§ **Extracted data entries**

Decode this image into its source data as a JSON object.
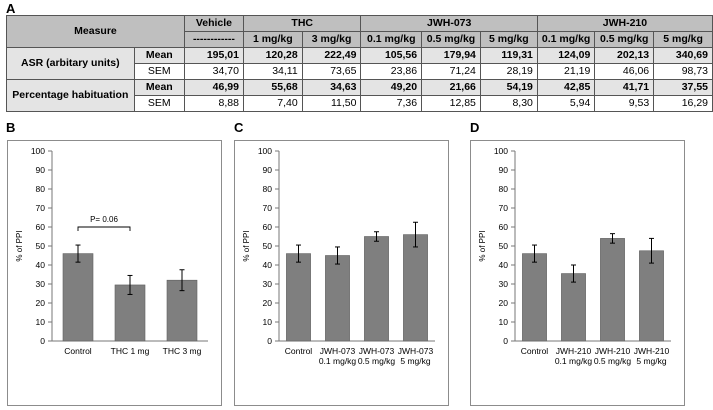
{
  "labels": {
    "panel_a": "A",
    "panel_b": "B",
    "panel_c": "C",
    "panel_d": "D"
  },
  "table": {
    "measure_header": "Measure",
    "group_headers": [
      "Vehicle",
      "THC",
      "JWH-073",
      "JWH-210"
    ],
    "dose_headers": [
      "------------",
      "1 mg/kg",
      "3 mg/kg",
      "0.1 mg/kg",
      "0.5 mg/kg",
      "5 mg/kg",
      "0.1 mg/kg",
      "0.5 mg/kg",
      "5 mg/kg"
    ],
    "rows": [
      {
        "measure": "ASR (arbitary units)",
        "stat": "Mean",
        "values": [
          "195,01",
          "120,28",
          "222,49",
          "105,56",
          "179,94",
          "119,31",
          "124,09",
          "202,13",
          "340,69"
        ]
      },
      {
        "measure": "",
        "stat": "SEM",
        "values": [
          "34,70",
          "34,11",
          "73,65",
          "23,86",
          "71,24",
          "28,19",
          "21,19",
          "46,06",
          "98,73"
        ]
      },
      {
        "measure": "Percentage habituation",
        "stat": "Mean",
        "values": [
          "46,99",
          "55,68",
          "34,63",
          "49,20",
          "21,66",
          "54,19",
          "42,85",
          "41,71",
          "37,55"
        ]
      },
      {
        "measure": "",
        "stat": "SEM",
        "values": [
          "8,88",
          "7,40",
          "11,50",
          "7,36",
          "12,85",
          "8,30",
          "5,94",
          "9,53",
          "16,29"
        ]
      }
    ]
  },
  "chart_data": [
    {
      "type": "bar",
      "panel": "B",
      "ylabel": "% of PPI",
      "ylim": [
        0,
        100
      ],
      "yticks": [
        "0",
        "10",
        "20",
        "30",
        "40",
        "50",
        "60",
        "70",
        "80",
        "90",
        "100"
      ],
      "categories": [
        [
          "Control"
        ],
        [
          "THC 1 mg"
        ],
        [
          "THC 3 mg"
        ]
      ],
      "values": [
        46,
        29.5,
        32
      ],
      "errors": [
        4.5,
        5,
        5.5
      ],
      "annotation": {
        "text": "P= 0.06",
        "from": 0,
        "to": 1,
        "y": 60
      }
    },
    {
      "type": "bar",
      "panel": "C",
      "ylabel": "% of PPI",
      "ylim": [
        0,
        100
      ],
      "yticks": [
        "0",
        "10",
        "20",
        "30",
        "40",
        "50",
        "60",
        "70",
        "80",
        "90",
        "100"
      ],
      "categories": [
        [
          "Control"
        ],
        [
          "JWH-073",
          "0.1 mg/kg"
        ],
        [
          "JWH-073",
          "0.5 mg/kg"
        ],
        [
          "JWH-073",
          "5 mg/kg"
        ]
      ],
      "values": [
        46,
        45,
        55,
        56
      ],
      "errors": [
        4.5,
        4.5,
        2.5,
        6.5
      ]
    },
    {
      "type": "bar",
      "panel": "D",
      "ylabel": "% of PPI",
      "ylim": [
        0,
        100
      ],
      "yticks": [
        "0",
        "10",
        "20",
        "30",
        "40",
        "50",
        "60",
        "70",
        "80",
        "90",
        "100"
      ],
      "categories": [
        [
          "Control"
        ],
        [
          "JWH-210",
          "0.1 mg/kg"
        ],
        [
          "JWH-210",
          "0.5 mg/kg"
        ],
        [
          "JWH-210",
          "5 mg/kg"
        ]
      ],
      "values": [
        46,
        35.5,
        54,
        47.5
      ],
      "errors": [
        4.5,
        4.5,
        2.5,
        6.5
      ]
    }
  ]
}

§ **EXERCISE**
Exclude every picture and copy the remaining data exactly.

§ **EXERCISE ANSWER**
Decode this image into its source data as a JSON object.
{
  "labels": {
    "panel_a": "A",
    "panel_b": "B",
    "panel_c": "C",
    "panel_d": "D"
  },
  "table": {
    "measure_header": "Measure",
    "group_headers": [
      "Vehicle",
      "THC",
      "JWH-073",
      "JWH-210"
    ],
    "dose_headers": [
      "------------",
      "1 mg/kg",
      "3 mg/kg",
      "0.1 mg/kg",
      "0.5 mg/kg",
      "5 mg/kg",
      "0.1 mg/kg",
      "0.5 mg/kg",
      "5 mg/kg"
    ],
    "rows": [
      {
        "measure": "ASR (arbitary units)",
        "stat": "Mean",
        "values": [
          "195,01",
          "120,28",
          "222,49",
          "105,56",
          "179,94",
          "119,31",
          "124,09",
          "202,13",
          "340,69"
        ]
      },
      {
        "measure": "",
        "stat": "SEM",
        "values": [
          "34,70",
          "34,11",
          "73,65",
          "23,86",
          "71,24",
          "28,19",
          "21,19",
          "46,06",
          "98,73"
        ]
      },
      {
        "measure": "Percentage habituation",
        "stat": "Mean",
        "values": [
          "46,99",
          "55,68",
          "34,63",
          "49,20",
          "21,66",
          "54,19",
          "42,85",
          "41,71",
          "37,55"
        ]
      },
      {
        "measure": "",
        "stat": "SEM",
        "values": [
          "8,88",
          "7,40",
          "11,50",
          "7,36",
          "12,85",
          "8,30",
          "5,94",
          "9,53",
          "16,29"
        ]
      }
    ]
  },
  "chart_data": [
    {
      "type": "bar",
      "panel": "B",
      "ylabel": "% of PPI",
      "ylim": [
        0,
        100
      ],
      "yticks": [
        "0",
        "10",
        "20",
        "30",
        "40",
        "50",
        "60",
        "70",
        "80",
        "90",
        "100"
      ],
      "categories": [
        [
          "Control"
        ],
        [
          "THC 1 mg"
        ],
        [
          "THC 3 mg"
        ]
      ],
      "values": [
        46,
        29.5,
        32
      ],
      "errors": [
        4.5,
        5,
        5.5
      ],
      "annotation": {
        "text": "P= 0.06",
        "from": 0,
        "to": 1,
        "y": 60
      }
    },
    {
      "type": "bar",
      "panel": "C",
      "ylabel": "% of PPI",
      "ylim": [
        0,
        100
      ],
      "yticks": [
        "0",
        "10",
        "20",
        "30",
        "40",
        "50",
        "60",
        "70",
        "80",
        "90",
        "100"
      ],
      "categories": [
        [
          "Control"
        ],
        [
          "JWH-073",
          "0.1 mg/kg"
        ],
        [
          "JWH-073",
          "0.5 mg/kg"
        ],
        [
          "JWH-073",
          "5 mg/kg"
        ]
      ],
      "values": [
        46,
        45,
        55,
        56
      ],
      "errors": [
        4.5,
        4.5,
        2.5,
        6.5
      ]
    },
    {
      "type": "bar",
      "panel": "D",
      "ylabel": "% of PPI",
      "ylim": [
        0,
        100
      ],
      "yticks": [
        "0",
        "10",
        "20",
        "30",
        "40",
        "50",
        "60",
        "70",
        "80",
        "90",
        "100"
      ],
      "categories": [
        [
          "Control"
        ],
        [
          "JWH-210",
          "0.1 mg/kg"
        ],
        [
          "JWH-210",
          "0.5 mg/kg"
        ],
        [
          "JWH-210",
          "5 mg/kg"
        ]
      ],
      "values": [
        46,
        35.5,
        54,
        47.5
      ],
      "errors": [
        4.5,
        4.5,
        2.5,
        6.5
      ]
    }
  ]
}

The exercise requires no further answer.